Problem to work on:
Counting only lines that hold "продуктивный", give the total and nothing more.

Task material:
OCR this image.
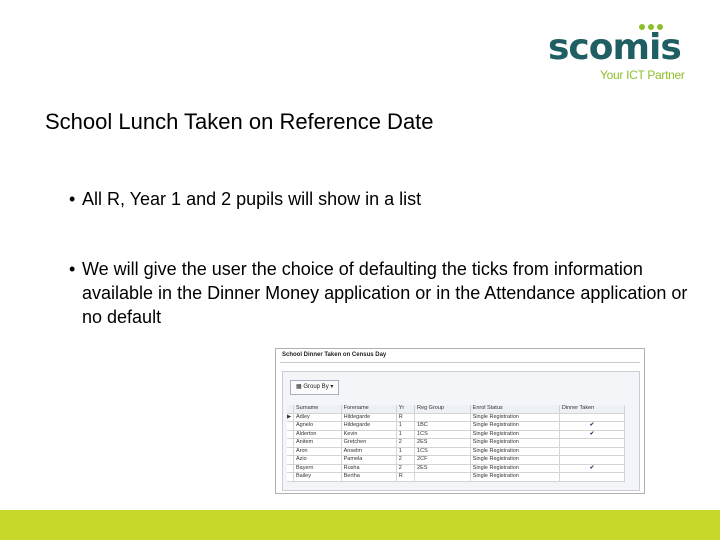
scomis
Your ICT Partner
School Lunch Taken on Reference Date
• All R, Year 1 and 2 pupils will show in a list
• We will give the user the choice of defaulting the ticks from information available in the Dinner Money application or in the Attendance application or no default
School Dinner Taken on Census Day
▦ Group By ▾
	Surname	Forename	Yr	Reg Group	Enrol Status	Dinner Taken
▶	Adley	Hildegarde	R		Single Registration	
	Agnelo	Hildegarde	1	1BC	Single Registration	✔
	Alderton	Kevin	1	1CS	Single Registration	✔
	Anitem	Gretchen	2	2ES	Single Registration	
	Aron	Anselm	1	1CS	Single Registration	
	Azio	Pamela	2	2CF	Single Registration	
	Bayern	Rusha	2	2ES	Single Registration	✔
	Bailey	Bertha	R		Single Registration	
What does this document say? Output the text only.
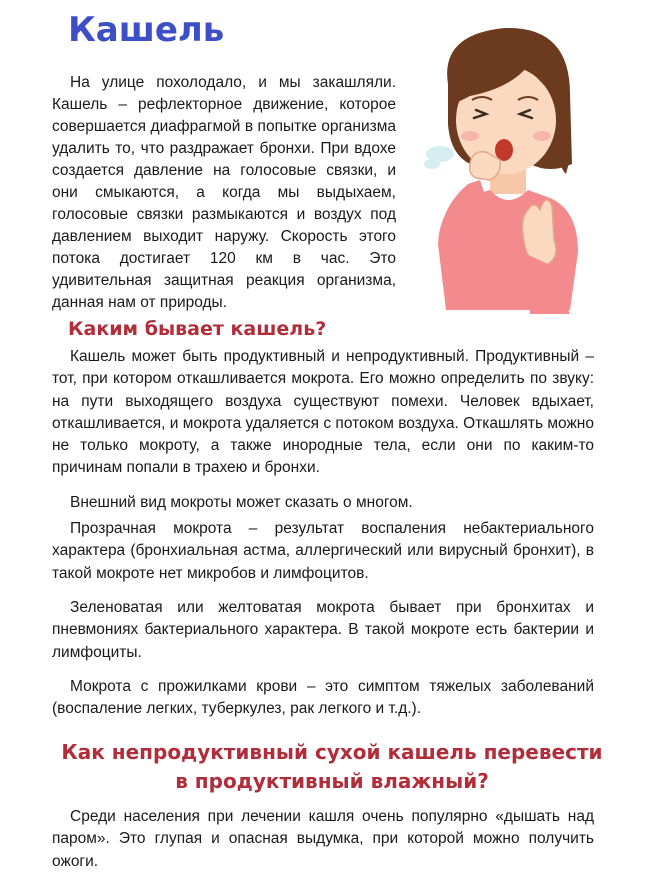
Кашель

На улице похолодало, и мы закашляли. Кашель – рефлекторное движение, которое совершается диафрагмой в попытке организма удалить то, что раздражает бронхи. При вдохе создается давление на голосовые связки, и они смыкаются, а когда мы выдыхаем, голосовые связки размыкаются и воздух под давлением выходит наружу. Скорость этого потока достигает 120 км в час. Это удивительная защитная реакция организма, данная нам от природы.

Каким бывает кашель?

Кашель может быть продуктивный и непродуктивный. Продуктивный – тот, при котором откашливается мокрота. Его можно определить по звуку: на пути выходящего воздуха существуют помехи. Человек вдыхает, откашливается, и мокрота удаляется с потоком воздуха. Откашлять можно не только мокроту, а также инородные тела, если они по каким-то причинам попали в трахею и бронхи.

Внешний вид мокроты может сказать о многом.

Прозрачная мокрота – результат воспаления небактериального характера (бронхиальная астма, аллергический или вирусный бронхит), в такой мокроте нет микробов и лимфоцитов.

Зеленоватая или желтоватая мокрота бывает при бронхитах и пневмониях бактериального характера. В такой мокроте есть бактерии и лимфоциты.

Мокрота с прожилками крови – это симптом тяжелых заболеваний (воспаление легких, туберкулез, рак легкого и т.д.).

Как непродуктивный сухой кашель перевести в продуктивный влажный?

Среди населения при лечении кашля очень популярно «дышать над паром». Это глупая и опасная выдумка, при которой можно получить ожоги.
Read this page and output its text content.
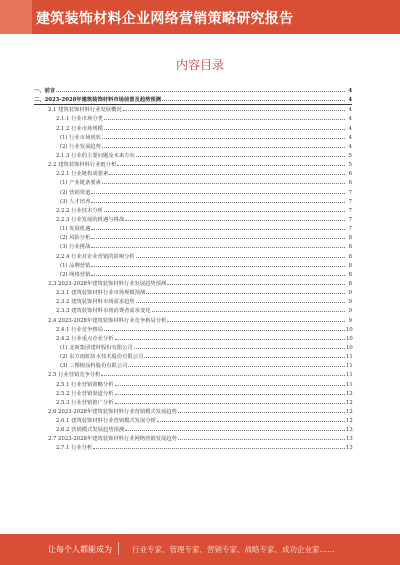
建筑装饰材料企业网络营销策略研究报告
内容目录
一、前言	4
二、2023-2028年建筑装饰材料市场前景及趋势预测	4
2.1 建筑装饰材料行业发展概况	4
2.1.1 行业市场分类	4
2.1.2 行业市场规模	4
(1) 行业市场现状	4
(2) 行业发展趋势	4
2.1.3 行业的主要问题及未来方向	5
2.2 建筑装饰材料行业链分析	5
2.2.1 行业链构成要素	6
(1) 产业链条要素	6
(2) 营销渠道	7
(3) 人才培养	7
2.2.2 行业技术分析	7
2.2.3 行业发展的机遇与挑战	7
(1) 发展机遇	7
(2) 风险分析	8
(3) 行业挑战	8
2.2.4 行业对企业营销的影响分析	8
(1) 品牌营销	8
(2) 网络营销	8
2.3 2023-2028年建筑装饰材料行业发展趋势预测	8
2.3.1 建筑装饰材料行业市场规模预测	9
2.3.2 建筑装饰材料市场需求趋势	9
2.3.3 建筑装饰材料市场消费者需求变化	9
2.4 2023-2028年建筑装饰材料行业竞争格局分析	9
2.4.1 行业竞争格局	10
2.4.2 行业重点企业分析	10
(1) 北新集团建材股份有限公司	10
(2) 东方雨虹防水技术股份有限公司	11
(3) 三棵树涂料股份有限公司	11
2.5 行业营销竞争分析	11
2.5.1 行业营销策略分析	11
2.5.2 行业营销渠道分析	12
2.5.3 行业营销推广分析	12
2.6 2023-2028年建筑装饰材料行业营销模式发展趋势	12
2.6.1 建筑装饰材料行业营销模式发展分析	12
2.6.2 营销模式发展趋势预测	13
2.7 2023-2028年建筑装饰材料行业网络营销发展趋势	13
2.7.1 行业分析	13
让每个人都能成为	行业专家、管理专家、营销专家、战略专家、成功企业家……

The output:
2